→ DIRECTION: Below are some records: retype them all exactly, but not the pictures.

(Data records)
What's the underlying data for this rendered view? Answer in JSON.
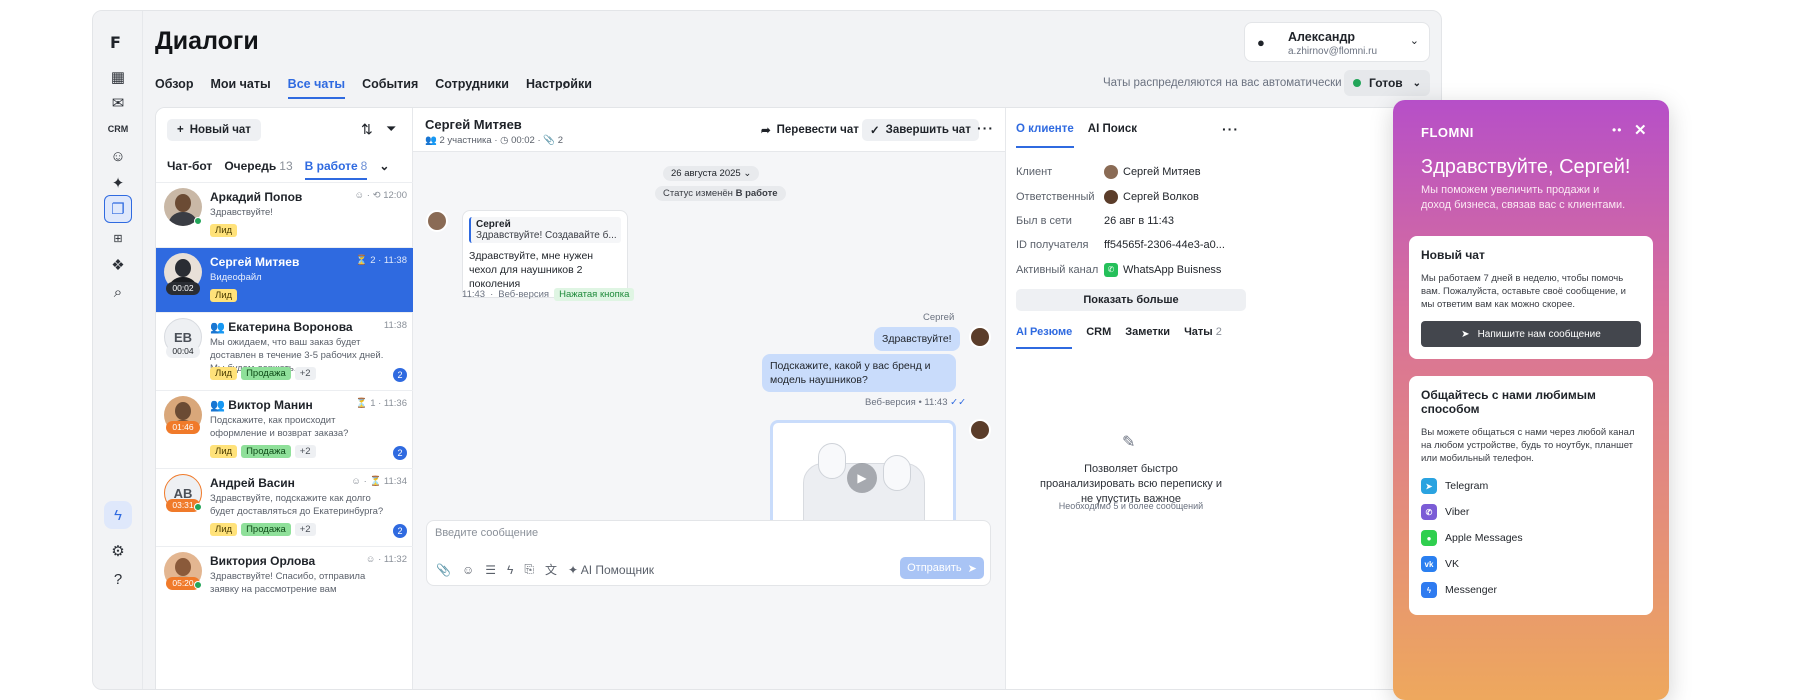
{
  "header": {
    "title": "Диалоги",
    "tabs": [
      {
        "label": "Обзор",
        "active": false
      },
      {
        "label": "Мои чаты",
        "active": false
      },
      {
        "label": "Все чаты",
        "active": true
      },
      {
        "label": "События",
        "active": false
      },
      {
        "label": "Сотрудники",
        "active": false
      },
      {
        "label": "Настройки",
        "active": false
      }
    ],
    "auto_text": "Чаты распределяются на вас автоматически",
    "status": "Готов",
    "user": {
      "name": "Александр",
      "email": "a.zhirnov@flomni.ru"
    }
  },
  "list": {
    "new_chat": "Новый чат",
    "tabs": [
      {
        "label": "Чат-бот",
        "count": ""
      },
      {
        "label": "Очередь",
        "count": "13"
      },
      {
        "label": "В работе",
        "count": "8"
      }
    ],
    "items": [
      {
        "name": "Аркадий Попов",
        "meta": "12:00",
        "preview": "Здравствуйте!",
        "tags": [
          "Лид"
        ],
        "timer": "",
        "initials": "",
        "badge": ""
      },
      {
        "name": "Сергей Митяев",
        "meta": "2 · 11:38",
        "preview": "Видеофайл",
        "tags": [
          "Лид"
        ],
        "timer": "00:02",
        "initials": "",
        "badge": ""
      },
      {
        "name": "Екатерина Воронова",
        "meta": "11:38",
        "preview": "Мы ожидаем, что ваш заказ будет доставлен в течение 3-5 рабочих дней. Мы будем держать...",
        "tags": [
          "Лид",
          "Продажа",
          "+2"
        ],
        "timer": "00:04",
        "initials": "ЕВ",
        "badge": "2"
      },
      {
        "name": "Виктор Манин",
        "meta": "1 · 11:36",
        "preview": "Подскажите, как происходит оформление и возврат заказа?",
        "tags": [
          "Лид",
          "Продажа",
          "+2"
        ],
        "timer": "01:46",
        "initials": "",
        "badge": "2"
      },
      {
        "name": "Андрей Васин",
        "meta": "11:34",
        "preview": "Здравствуйте, подскажите как долго будет доставляться до Екатеринбурга?",
        "tags": [
          "Лид",
          "Продажа",
          "+2"
        ],
        "timer": "03:31",
        "initials": "АВ",
        "badge": "2"
      },
      {
        "name": "Виктория Орлова",
        "meta": "11:32",
        "preview": "Здравствуйте! Спасибо, отправила заявку на рассмотрение вам",
        "tags": [],
        "timer": "05:20",
        "initials": "",
        "badge": ""
      }
    ]
  },
  "chat": {
    "name": "Сергей Митяев",
    "participants": "2 участника",
    "duration": "00:02",
    "attachments": "2",
    "transfer": "Перевести чат",
    "finish": "Завершить чат",
    "date": "26 августа 2025",
    "status_prefix": "Статус изменён",
    "status_value": "В работе",
    "quote_name": "Сергей",
    "quote_text": "Здравствуйте! Создавайте б...",
    "incoming": "Здравствуйте, мне нужен чехол для наушников 2 поколения",
    "in_time": "11:43",
    "in_source": "Веб-версия",
    "in_tag": "Нажатая кнопка",
    "out_name": "Сергей",
    "out1": "Здравствуйте!",
    "out2": "Подскажите, какой у вас бренд и модель наушников?",
    "out_meta": "Веб-версия • 11:43",
    "composer_placeholder": "Введите сообщение",
    "ai_helper": "AI Помощник",
    "send": "Отправить"
  },
  "client": {
    "tabs": [
      "О клиенте",
      "AI Поиск"
    ],
    "rows": [
      {
        "label": "Клиент",
        "value": "Сергей Митяев"
      },
      {
        "label": "Ответственный",
        "value": "Сергей Волков"
      },
      {
        "label": "Был в сети",
        "value": "26 авг в 11:43"
      },
      {
        "label": "ID получателя",
        "value": "ff54565f-2306-44e3-a0..."
      },
      {
        "label": "Активный канал",
        "value": "WhatsApp Buisness"
      }
    ],
    "more": "Показать больше",
    "tabs2": [
      {
        "label": "AI Резюме",
        "count": ""
      },
      {
        "label": "CRM",
        "count": ""
      },
      {
        "label": "Заметки",
        "count": ""
      },
      {
        "label": "Чаты",
        "count": "2"
      }
    ],
    "ai_text": "Позволяет быстро проанализировать всю переписку и не упустить важное",
    "ai_sub": "Необходимо 5 и более сообщений"
  },
  "widget": {
    "logo": "FLOMNI",
    "greeting": "Здравствуйте, Сергей!",
    "subtitle": "Мы поможем увеличить продажи и доход бизнеса, связав вас с клиентами.",
    "card1_title": "Новый чат",
    "card1_text": "Мы работаем 7 дней в неделю, чтобы помочь вам. Пожалуйста, оставьте своё сообщение, и мы ответим вам как можно скорее.",
    "card1_button": "Напишите нам сообщение",
    "card2_title": "Общайтесь с нами любимым способом",
    "card2_text": "Вы можете общаться с нами через любой канал на любом устройстве, будь то ноутбук, планшет или мобильный телефон.",
    "channels": [
      {
        "name": "Telegram",
        "color": "#2aa3e0"
      },
      {
        "name": "Viber",
        "color": "#7b5cd6"
      },
      {
        "name": "Apple Messages",
        "color": "#2fcf4e"
      },
      {
        "name": "VK",
        "color": "#2a7ff0"
      },
      {
        "name": "Messenger",
        "color": "#2f7bf0"
      }
    ]
  }
}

→ ANSWER FOR THIS EXERCISE:
What's the underlying data for this rendered view? Answer in JSON.
{
  "header": {
    "title": "Диалоги",
    "tabs": [
      {
        "label": "Обзор",
        "active": false
      },
      {
        "label": "Мои чаты",
        "active": false
      },
      {
        "label": "Все чаты",
        "active": true
      },
      {
        "label": "События",
        "active": false
      },
      {
        "label": "Сотрудники",
        "active": false
      },
      {
        "label": "Настройки",
        "active": false
      }
    ],
    "auto_text": "Чаты распределяются на вас автоматически",
    "status": "Готов",
    "user": {
      "name": "Александр",
      "email": "a.zhirnov@flomni.ru"
    }
  },
  "list": {
    "new_chat": "Новый чат",
    "tabs": [
      {
        "label": "Чат-бот",
        "count": ""
      },
      {
        "label": "Очередь",
        "count": "13"
      },
      {
        "label": "В работе",
        "count": "8"
      }
    ],
    "items": [
      {
        "name": "Аркадий Попов",
        "meta": "12:00",
        "preview": "Здравствуйте!",
        "tags": [
          "Лид"
        ],
        "timer": "",
        "initials": "",
        "badge": ""
      },
      {
        "name": "Сергей Митяев",
        "meta": "2 · 11:38",
        "preview": "Видеофайл",
        "tags": [
          "Лид"
        ],
        "timer": "00:02",
        "initials": "",
        "badge": ""
      },
      {
        "name": "Екатерина Воронова",
        "meta": "11:38",
        "preview": "Мы ожидаем, что ваш заказ будет доставлен в течение 3-5 рабочих дней. Мы будем держать...",
        "tags": [
          "Лид",
          "Продажа",
          "+2"
        ],
        "timer": "00:04",
        "initials": "ЕВ",
        "badge": "2"
      },
      {
        "name": "Виктор Манин",
        "meta": "1 · 11:36",
        "preview": "Подскажите, как происходит оформление и возврат заказа?",
        "tags": [
          "Лид",
          "Продажа",
          "+2"
        ],
        "timer": "01:46",
        "initials": "",
        "badge": "2"
      },
      {
        "name": "Андрей Васин",
        "meta": "11:34",
        "preview": "Здравствуйте, подскажите как долго будет доставляться до Екатеринбурга?",
        "tags": [
          "Лид",
          "Продажа",
          "+2"
        ],
        "timer": "03:31",
        "initials": "АВ",
        "badge": "2"
      },
      {
        "name": "Виктория Орлова",
        "meta": "11:32",
        "preview": "Здравствуйте! Спасибо, отправила заявку на рассмотрение вам",
        "tags": [],
        "timer": "05:20",
        "initials": "",
        "badge": ""
      }
    ]
  },
  "chat": {
    "name": "Сергей Митяев",
    "participants": "2 участника",
    "duration": "00:02",
    "attachments": "2",
    "transfer": "Перевести чат",
    "finish": "Завершить чат",
    "date": "26 августа 2025",
    "status_prefix": "Статус изменён",
    "status_value": "В работе",
    "quote_name": "Сергей",
    "quote_text": "Здравствуйте! Создавайте б...",
    "incoming": "Здравствуйте, мне нужен чехол для наушников 2 поколения",
    "in_time": "11:43",
    "in_source": "Веб-версия",
    "in_tag": "Нажатая кнопка",
    "out_name": "Сергей",
    "out1": "Здравствуйте!",
    "out2": "Подскажите, какой у вас бренд и модель наушников?",
    "out_meta": "Веб-версия • 11:43",
    "composer_placeholder": "Введите сообщение",
    "ai_helper": "AI Помощник",
    "send": "Отправить"
  },
  "client": {
    "tabs": [
      "О клиенте",
      "AI Поиск"
    ],
    "rows": [
      {
        "label": "Клиент",
        "value": "Сергей Митяев"
      },
      {
        "label": "Ответственный",
        "value": "Сергей Волков"
      },
      {
        "label": "Был в сети",
        "value": "26 авг в 11:43"
      },
      {
        "label": "ID получателя",
        "value": "ff54565f-2306-44e3-a0..."
      },
      {
        "label": "Активный канал",
        "value": "WhatsApp Buisness"
      }
    ],
    "more": "Показать больше",
    "tabs2": [
      {
        "label": "AI Резюме",
        "count": ""
      },
      {
        "label": "CRM",
        "count": ""
      },
      {
        "label": "Заметки",
        "count": ""
      },
      {
        "label": "Чаты",
        "count": "2"
      }
    ],
    "ai_text": "Позволяет быстро проанализировать всю переписку и не упустить важное",
    "ai_sub": "Необходимо 5 и более сообщений"
  },
  "widget": {
    "logo": "FLOMNI",
    "greeting": "Здравствуйте, Сергей!",
    "subtitle": "Мы поможем увеличить продажи и доход бизнеса, связав вас с клиентами.",
    "card1_title": "Новый чат",
    "card1_text": "Мы работаем 7 дней в неделю, чтобы помочь вам. Пожалуйста, оставьте своё сообщение, и мы ответим вам как можно скорее.",
    "card1_button": "Напишите нам сообщение",
    "card2_title": "Общайтесь с нами любимым способом",
    "card2_text": "Вы можете общаться с нами через любой канал на любом устройстве, будь то ноутбук, планшет или мобильный телефон.",
    "channels": [
      {
        "name": "Telegram",
        "color": "#2aa3e0"
      },
      {
        "name": "Viber",
        "color": "#7b5cd6"
      },
      {
        "name": "Apple Messages",
        "color": "#2fcf4e"
      },
      {
        "name": "VK",
        "color": "#2a7ff0"
      },
      {
        "name": "Messenger",
        "color": "#2f7bf0"
      }
    ]
  }
}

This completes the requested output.